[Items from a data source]
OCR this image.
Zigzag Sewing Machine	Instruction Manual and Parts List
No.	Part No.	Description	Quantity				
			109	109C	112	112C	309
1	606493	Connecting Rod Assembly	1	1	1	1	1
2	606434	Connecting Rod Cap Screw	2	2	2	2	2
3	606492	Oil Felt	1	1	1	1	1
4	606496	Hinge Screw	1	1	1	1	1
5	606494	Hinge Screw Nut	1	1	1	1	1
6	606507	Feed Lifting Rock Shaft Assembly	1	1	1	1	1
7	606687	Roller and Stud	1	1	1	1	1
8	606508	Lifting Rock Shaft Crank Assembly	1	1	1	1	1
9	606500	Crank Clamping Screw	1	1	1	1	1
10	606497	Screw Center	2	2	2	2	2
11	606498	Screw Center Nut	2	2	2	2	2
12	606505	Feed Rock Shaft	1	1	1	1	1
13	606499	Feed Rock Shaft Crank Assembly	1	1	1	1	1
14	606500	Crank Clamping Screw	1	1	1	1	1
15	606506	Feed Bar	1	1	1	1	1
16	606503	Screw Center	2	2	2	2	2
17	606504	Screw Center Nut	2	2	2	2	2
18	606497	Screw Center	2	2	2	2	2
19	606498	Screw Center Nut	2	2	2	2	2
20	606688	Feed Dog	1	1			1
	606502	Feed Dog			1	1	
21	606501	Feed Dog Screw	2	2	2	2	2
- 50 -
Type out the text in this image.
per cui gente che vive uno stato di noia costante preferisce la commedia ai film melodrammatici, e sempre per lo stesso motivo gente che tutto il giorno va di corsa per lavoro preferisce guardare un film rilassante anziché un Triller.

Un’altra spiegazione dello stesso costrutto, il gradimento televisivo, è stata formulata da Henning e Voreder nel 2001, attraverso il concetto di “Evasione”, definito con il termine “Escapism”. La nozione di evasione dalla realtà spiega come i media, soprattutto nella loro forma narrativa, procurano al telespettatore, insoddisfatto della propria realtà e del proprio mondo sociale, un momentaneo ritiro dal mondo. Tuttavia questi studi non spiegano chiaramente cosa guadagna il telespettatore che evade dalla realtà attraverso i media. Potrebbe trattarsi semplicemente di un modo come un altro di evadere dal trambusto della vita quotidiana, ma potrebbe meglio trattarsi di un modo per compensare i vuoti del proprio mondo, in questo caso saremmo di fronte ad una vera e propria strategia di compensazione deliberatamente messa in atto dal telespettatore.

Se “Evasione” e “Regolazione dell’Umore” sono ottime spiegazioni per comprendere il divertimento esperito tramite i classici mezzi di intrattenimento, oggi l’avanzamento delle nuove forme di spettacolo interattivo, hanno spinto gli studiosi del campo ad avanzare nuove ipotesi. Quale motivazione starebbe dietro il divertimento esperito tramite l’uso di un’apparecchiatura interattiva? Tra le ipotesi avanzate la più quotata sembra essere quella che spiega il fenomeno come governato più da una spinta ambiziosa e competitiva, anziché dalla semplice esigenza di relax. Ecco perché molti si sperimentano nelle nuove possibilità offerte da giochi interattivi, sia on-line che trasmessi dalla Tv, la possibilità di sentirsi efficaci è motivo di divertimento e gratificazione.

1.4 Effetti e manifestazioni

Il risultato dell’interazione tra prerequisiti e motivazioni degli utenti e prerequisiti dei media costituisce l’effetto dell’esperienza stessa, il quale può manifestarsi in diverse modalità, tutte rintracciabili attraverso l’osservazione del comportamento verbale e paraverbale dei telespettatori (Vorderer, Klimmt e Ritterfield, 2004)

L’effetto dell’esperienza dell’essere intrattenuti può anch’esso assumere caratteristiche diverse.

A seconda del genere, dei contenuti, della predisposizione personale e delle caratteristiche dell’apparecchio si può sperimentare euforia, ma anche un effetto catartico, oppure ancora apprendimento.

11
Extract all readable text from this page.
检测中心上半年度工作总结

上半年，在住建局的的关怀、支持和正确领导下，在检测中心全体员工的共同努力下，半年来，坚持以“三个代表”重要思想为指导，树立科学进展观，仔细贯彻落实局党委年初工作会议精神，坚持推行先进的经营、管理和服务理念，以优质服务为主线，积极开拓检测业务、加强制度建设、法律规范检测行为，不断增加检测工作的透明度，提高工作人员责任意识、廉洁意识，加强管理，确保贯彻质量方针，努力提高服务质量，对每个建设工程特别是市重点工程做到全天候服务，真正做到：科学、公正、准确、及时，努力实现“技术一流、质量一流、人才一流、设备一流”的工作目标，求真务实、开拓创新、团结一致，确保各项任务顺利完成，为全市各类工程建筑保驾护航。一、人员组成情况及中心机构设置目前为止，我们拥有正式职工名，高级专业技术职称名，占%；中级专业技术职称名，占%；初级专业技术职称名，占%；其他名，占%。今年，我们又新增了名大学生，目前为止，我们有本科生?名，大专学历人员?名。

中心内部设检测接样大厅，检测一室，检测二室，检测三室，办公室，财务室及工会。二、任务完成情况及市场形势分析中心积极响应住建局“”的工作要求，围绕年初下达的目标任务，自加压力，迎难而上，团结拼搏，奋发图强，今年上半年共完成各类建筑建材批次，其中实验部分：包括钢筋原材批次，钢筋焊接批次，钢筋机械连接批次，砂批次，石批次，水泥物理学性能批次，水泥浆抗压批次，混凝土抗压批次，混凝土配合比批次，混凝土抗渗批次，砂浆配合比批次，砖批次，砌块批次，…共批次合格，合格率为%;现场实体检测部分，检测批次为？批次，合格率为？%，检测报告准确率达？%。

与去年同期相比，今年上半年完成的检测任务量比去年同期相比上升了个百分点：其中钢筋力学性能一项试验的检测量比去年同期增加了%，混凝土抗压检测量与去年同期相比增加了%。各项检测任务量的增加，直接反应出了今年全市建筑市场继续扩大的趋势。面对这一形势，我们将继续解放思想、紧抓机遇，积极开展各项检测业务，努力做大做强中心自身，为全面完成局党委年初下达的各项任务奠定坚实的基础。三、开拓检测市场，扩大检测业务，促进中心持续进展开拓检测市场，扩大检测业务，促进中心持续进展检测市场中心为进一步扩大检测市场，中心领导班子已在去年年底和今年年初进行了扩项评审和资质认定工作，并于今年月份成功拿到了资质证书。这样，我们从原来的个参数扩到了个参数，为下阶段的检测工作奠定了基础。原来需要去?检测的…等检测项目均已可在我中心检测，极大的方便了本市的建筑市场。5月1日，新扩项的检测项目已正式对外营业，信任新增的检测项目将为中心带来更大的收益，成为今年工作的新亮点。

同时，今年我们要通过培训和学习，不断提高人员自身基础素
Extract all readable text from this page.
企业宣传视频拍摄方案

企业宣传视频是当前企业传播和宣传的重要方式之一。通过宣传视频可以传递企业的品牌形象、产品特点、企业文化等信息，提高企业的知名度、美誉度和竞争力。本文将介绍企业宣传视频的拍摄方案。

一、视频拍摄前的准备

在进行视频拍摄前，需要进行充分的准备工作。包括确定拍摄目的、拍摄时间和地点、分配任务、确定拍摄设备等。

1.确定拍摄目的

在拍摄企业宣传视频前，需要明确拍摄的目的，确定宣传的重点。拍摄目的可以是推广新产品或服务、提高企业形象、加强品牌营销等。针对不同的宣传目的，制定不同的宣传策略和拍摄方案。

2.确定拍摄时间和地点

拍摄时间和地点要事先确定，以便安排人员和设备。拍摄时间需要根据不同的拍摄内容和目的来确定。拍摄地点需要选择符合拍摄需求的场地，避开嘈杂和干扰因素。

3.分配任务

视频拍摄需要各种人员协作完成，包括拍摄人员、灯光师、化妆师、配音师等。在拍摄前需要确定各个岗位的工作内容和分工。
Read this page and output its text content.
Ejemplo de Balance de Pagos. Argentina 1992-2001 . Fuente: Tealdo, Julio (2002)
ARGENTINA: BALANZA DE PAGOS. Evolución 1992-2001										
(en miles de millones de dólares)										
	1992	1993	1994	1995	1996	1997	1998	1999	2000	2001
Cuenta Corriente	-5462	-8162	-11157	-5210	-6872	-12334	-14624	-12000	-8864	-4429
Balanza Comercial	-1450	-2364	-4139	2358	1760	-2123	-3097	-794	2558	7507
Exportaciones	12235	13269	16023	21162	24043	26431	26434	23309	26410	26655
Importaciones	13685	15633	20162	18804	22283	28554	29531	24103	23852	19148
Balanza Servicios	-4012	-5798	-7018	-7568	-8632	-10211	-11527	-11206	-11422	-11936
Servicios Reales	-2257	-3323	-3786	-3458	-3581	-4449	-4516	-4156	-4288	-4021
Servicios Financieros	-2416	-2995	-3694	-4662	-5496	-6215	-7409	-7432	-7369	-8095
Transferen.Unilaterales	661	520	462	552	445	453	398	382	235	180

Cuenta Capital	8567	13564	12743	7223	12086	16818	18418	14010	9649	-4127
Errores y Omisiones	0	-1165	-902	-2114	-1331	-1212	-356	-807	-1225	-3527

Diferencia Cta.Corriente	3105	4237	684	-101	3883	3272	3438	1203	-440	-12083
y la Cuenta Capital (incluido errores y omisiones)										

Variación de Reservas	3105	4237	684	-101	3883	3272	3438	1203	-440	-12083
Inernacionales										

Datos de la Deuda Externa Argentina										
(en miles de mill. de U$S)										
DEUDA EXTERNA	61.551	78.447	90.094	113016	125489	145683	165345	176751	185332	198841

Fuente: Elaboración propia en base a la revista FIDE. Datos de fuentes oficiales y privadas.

__Goal__:
Each line in the listing above that contains "Servicios" should be copied.

__Solution to the problem__:
Balanza Servicios	-4012	-5798	-7018	-7568	-8632	-10211	-11527	-11206	-11422	-11936
Servicios Reales	-2257	-3323	-3786	-3458	-3581	-4449	-4516	-4156	-4288	-4021
Servicios Financieros	-2416	-2995	-3694	-4662	-5496	-6215	-7409	-7432	-7369	-8095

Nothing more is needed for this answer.